_EXERCISE TASK_. Report how many lines contain the word "JSON", with no other text.

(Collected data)

::::::

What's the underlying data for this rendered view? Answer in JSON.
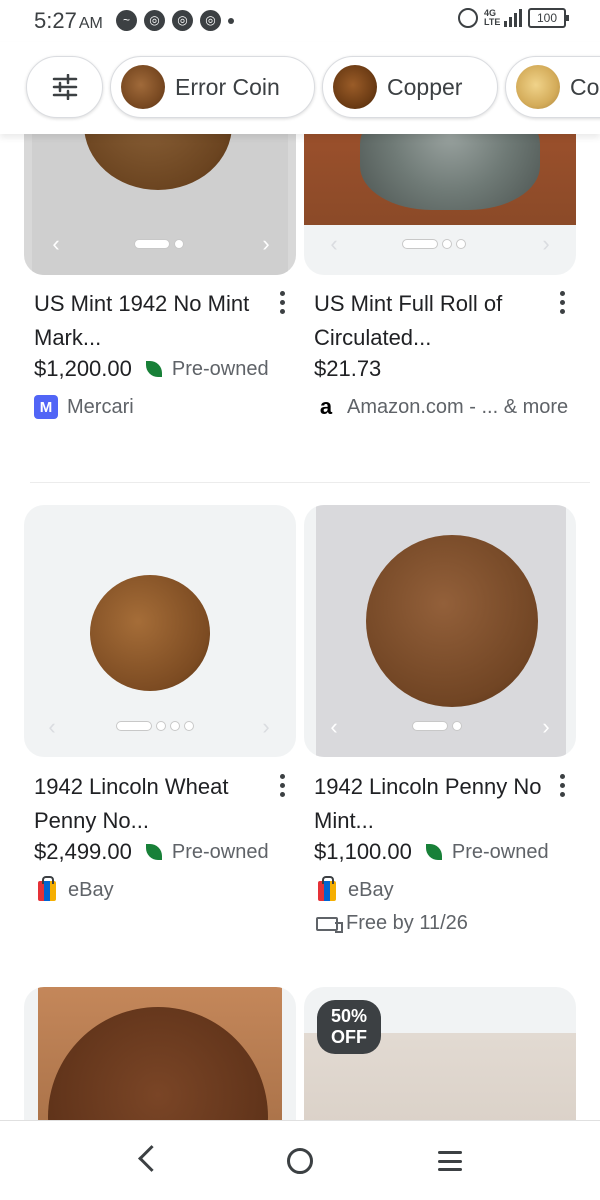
{
  "status_bar": {
    "time": "5:27",
    "ampm": "AM",
    "network": "4G LTE",
    "battery": "100"
  },
  "chips": [
    {
      "label": "",
      "icon": "filter-sliders-icon"
    },
    {
      "label": "Error Coin",
      "icon": "coin-thumbnail"
    },
    {
      "label": "Copper",
      "icon": "coin-thumbnail"
    },
    {
      "label": "Co",
      "icon": "coin-thumbnail"
    }
  ],
  "products": [
    {
      "title": "US Mint 1942 No Mint Mark...",
      "price": "$1,200.00",
      "condition": "Pre-owned",
      "seller": "Mercari",
      "seller_icon": "M",
      "dots": 2,
      "active_dot": 1
    },
    {
      "title": "US Mint Full Roll of Circulated...",
      "price": "$21.73",
      "condition": "",
      "seller": "Amazon.com - ... & more",
      "seller_icon": "a",
      "dots": 3,
      "active_dot": 1
    },
    {
      "title": "1942 Lincoln Wheat Penny No...",
      "price": "$2,499.00",
      "condition": "Pre-owned",
      "seller": "eBay",
      "dots": 4,
      "active_dot": 1
    },
    {
      "title": "1942 Lincoln Penny No Mint...",
      "price": "$1,100.00",
      "condition": "Pre-owned",
      "seller": "eBay",
      "shipping": "Free by 11/26",
      "dots": 2,
      "active_dot": 1
    },
    {
      "title": "",
      "price": "",
      "condition": "",
      "seller": ""
    },
    {
      "badge": "50% OFF"
    }
  ],
  "nav": {
    "back": "back-icon",
    "home": "home-icon",
    "recents": "menu-icon"
  }
}
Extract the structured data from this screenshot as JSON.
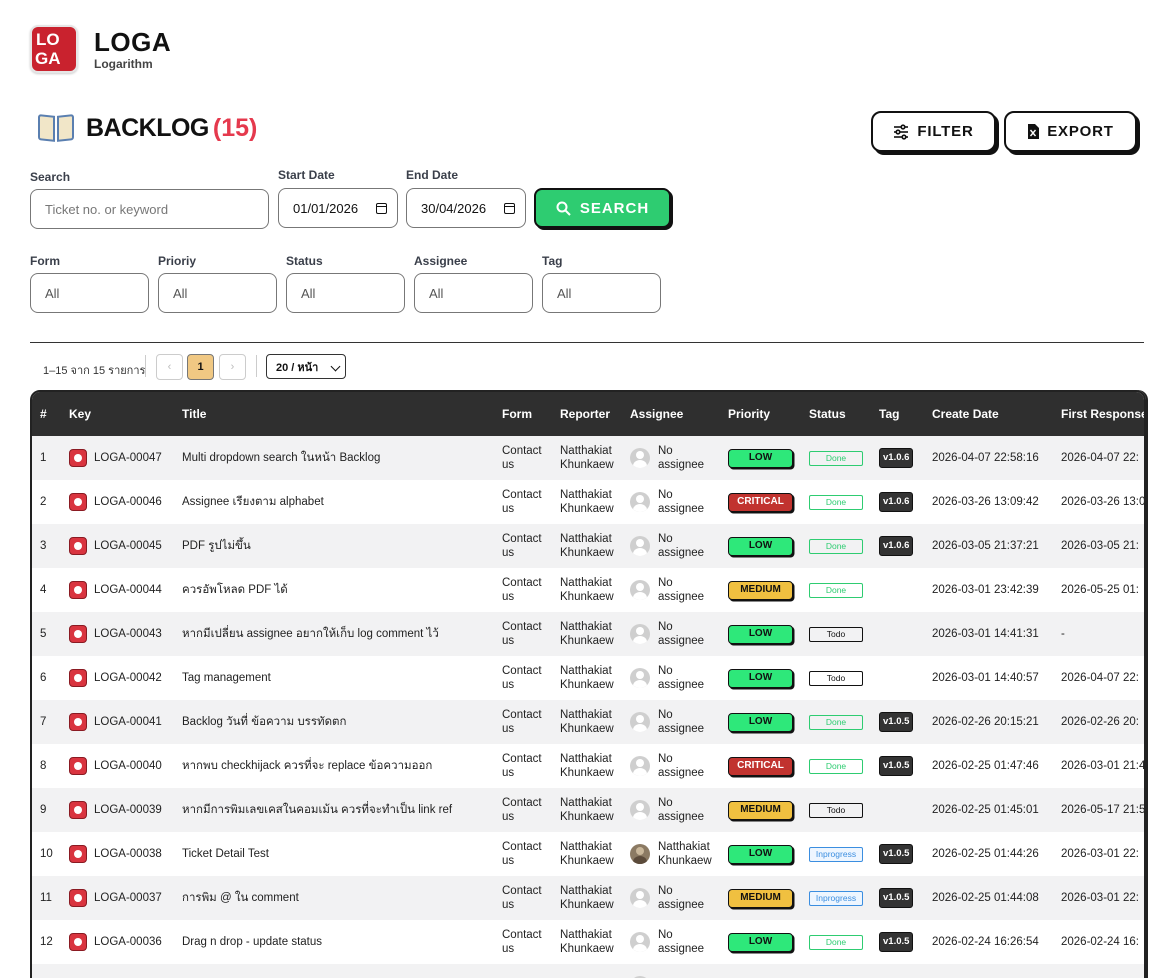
{
  "brand": {
    "logo_letters": [
      "LO",
      "GA"
    ],
    "name": "LOGA",
    "subtitle": "Logarithm"
  },
  "page": {
    "title": "BACKLOG",
    "count": "(15)"
  },
  "actions": {
    "filter_label": "FILTER",
    "export_label": "EXPORT"
  },
  "search": {
    "search_label": "Search",
    "search_placeholder": "Ticket no. or keyword",
    "start_label": "Start Date",
    "start_value": "01/01/2026",
    "end_label": "End Date",
    "end_value": "30/04/2026",
    "button_label": "SEARCH"
  },
  "filters": [
    {
      "label": "Form",
      "value": "All"
    },
    {
      "label": "Prioriy",
      "value": "All"
    },
    {
      "label": "Status",
      "value": "All"
    },
    {
      "label": "Assignee",
      "value": "All"
    },
    {
      "label": "Tag",
      "value": "All"
    }
  ],
  "pagination": {
    "info": "1–15 จาก 15 รายการ",
    "prev": "‹",
    "current": "1",
    "next": "›",
    "page_size": "20 / หน้า"
  },
  "table": {
    "columns": [
      "#",
      "Key",
      "Title",
      "Form",
      "Reporter",
      "Assignee",
      "Priority",
      "Status",
      "Tag",
      "Create Date",
      "First Response"
    ],
    "rows": [
      {
        "n": "1",
        "key": "LOGA-00047",
        "title": "Multi dropdown search ในหน้า Backlog",
        "form": "Contact us",
        "reporter": "Natthakiat Khunkaew",
        "assignee": "No assignee",
        "photo": false,
        "priority": "LOW",
        "status": "Done",
        "tag": "v1.0.6",
        "created": "2026-04-07 22:58:16",
        "first": "2026-04-07 22:"
      },
      {
        "n": "2",
        "key": "LOGA-00046",
        "title": "Assignee เรียงตาม alphabet",
        "form": "Contact us",
        "reporter": "Natthakiat Khunkaew",
        "assignee": "No assignee",
        "photo": false,
        "priority": "CRITICAL",
        "status": "Done",
        "tag": "v1.0.6",
        "created": "2026-03-26 13:09:42",
        "first": "2026-03-26 13:0"
      },
      {
        "n": "3",
        "key": "LOGA-00045",
        "title": "PDF รูปไม่ขึ้น",
        "form": "Contact us",
        "reporter": "Natthakiat Khunkaew",
        "assignee": "No assignee",
        "photo": false,
        "priority": "LOW",
        "status": "Done",
        "tag": "v1.0.6",
        "created": "2026-03-05 21:37:21",
        "first": "2026-03-05 21:"
      },
      {
        "n": "4",
        "key": "LOGA-00044",
        "title": "ควรอัพโหลด PDF ได้",
        "form": "Contact us",
        "reporter": "Natthakiat Khunkaew",
        "assignee": "No assignee",
        "photo": false,
        "priority": "MEDIUM",
        "status": "Done",
        "tag": "",
        "created": "2026-03-01 23:42:39",
        "first": "2026-05-25 01:"
      },
      {
        "n": "5",
        "key": "LOGA-00043",
        "title": "หากมีเปลี่ยน assignee อยากให้เก็บ log comment ไว้",
        "form": "Contact us",
        "reporter": "Natthakiat Khunkaew",
        "assignee": "No assignee",
        "photo": false,
        "priority": "LOW",
        "status": "Todo",
        "tag": "",
        "created": "2026-03-01 14:41:31",
        "first": "-"
      },
      {
        "n": "6",
        "key": "LOGA-00042",
        "title": "Tag management",
        "form": "Contact us",
        "reporter": "Natthakiat Khunkaew",
        "assignee": "No assignee",
        "photo": false,
        "priority": "LOW",
        "status": "Todo",
        "tag": "",
        "created": "2026-03-01 14:40:57",
        "first": "2026-04-07 22:"
      },
      {
        "n": "7",
        "key": "LOGA-00041",
        "title": "Backlog วันที่ ข้อความ บรรทัดตก",
        "form": "Contact us",
        "reporter": "Natthakiat Khunkaew",
        "assignee": "No assignee",
        "photo": false,
        "priority": "LOW",
        "status": "Done",
        "tag": "v1.0.5",
        "created": "2026-02-26 20:15:21",
        "first": "2026-02-26 20:"
      },
      {
        "n": "8",
        "key": "LOGA-00040",
        "title": "หากพบ checkhijack ควรที่จะ replace ข้อความออก",
        "form": "Contact us",
        "reporter": "Natthakiat Khunkaew",
        "assignee": "No assignee",
        "photo": false,
        "priority": "CRITICAL",
        "status": "Done",
        "tag": "v1.0.5",
        "created": "2026-02-25 01:47:46",
        "first": "2026-03-01 21:4"
      },
      {
        "n": "9",
        "key": "LOGA-00039",
        "title": "หากมีการพิมเลขเคสในคอมเม้น ควรที่จะทำเป็น link ref",
        "form": "Contact us",
        "reporter": "Natthakiat Khunkaew",
        "assignee": "No assignee",
        "photo": false,
        "priority": "MEDIUM",
        "status": "Todo",
        "tag": "",
        "created": "2026-02-25 01:45:01",
        "first": "2026-05-17 21:5"
      },
      {
        "n": "10",
        "key": "LOGA-00038",
        "title": "Ticket Detail Test",
        "form": "Contact us",
        "reporter": "Natthakiat Khunkaew",
        "assignee": "Natthakiat Khunkaew",
        "photo": true,
        "priority": "LOW",
        "status": "Inprogress",
        "tag": "v1.0.5",
        "created": "2026-02-25 01:44:26",
        "first": "2026-03-01 22:"
      },
      {
        "n": "11",
        "key": "LOGA-00037",
        "title": "การพิม @ ใน comment",
        "form": "Contact us",
        "reporter": "Natthakiat Khunkaew",
        "assignee": "No assignee",
        "photo": false,
        "priority": "MEDIUM",
        "status": "Inprogress",
        "tag": "v1.0.5",
        "created": "2026-02-25 01:44:08",
        "first": "2026-03-01 22:"
      },
      {
        "n": "12",
        "key": "LOGA-00036",
        "title": "Drag n drop - update status",
        "form": "Contact us",
        "reporter": "Natthakiat Khunkaew",
        "assignee": "No assignee",
        "photo": false,
        "priority": "LOW",
        "status": "Done",
        "tag": "v1.0.5",
        "created": "2026-02-24 16:26:54",
        "first": "2026-02-24 16:"
      },
      {
        "n": "",
        "key": "",
        "title": "",
        "form": "Contact",
        "reporter": "Natthakiat",
        "assignee": "No",
        "photo": false,
        "priority": "",
        "status": "",
        "tag": "",
        "created": "",
        "first": ""
      }
    ]
  },
  "colors": {
    "brand_red": "#c9222e",
    "count_red": "#e5394d",
    "search_green": "#2ecc71",
    "low": "#2ee87a",
    "critical": "#c1332f",
    "medium": "#f0c040",
    "header_dark": "#2f2f2f"
  }
}
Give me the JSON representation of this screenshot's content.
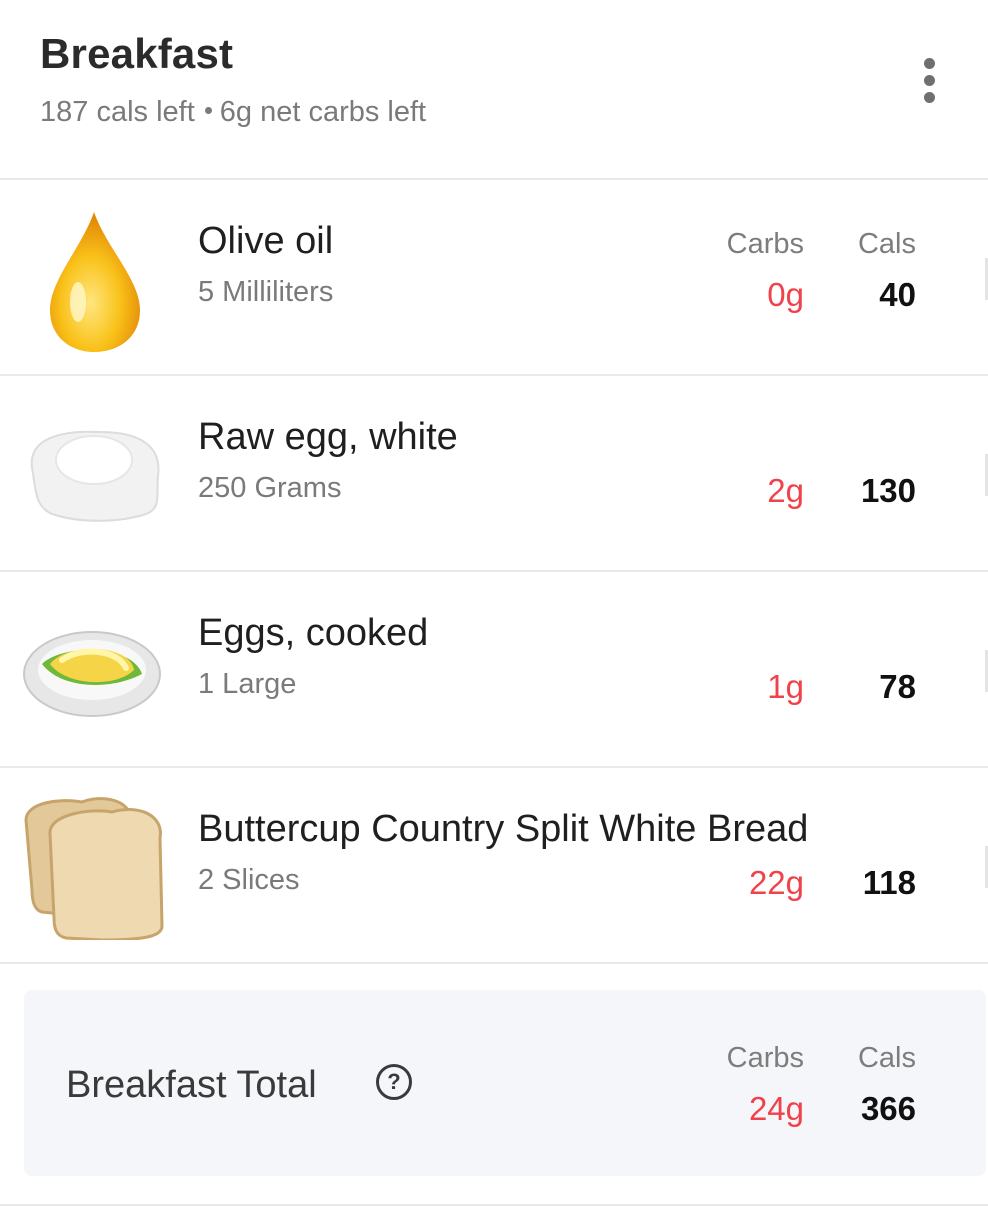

::::::

_RESULT OF THE TASK_. 3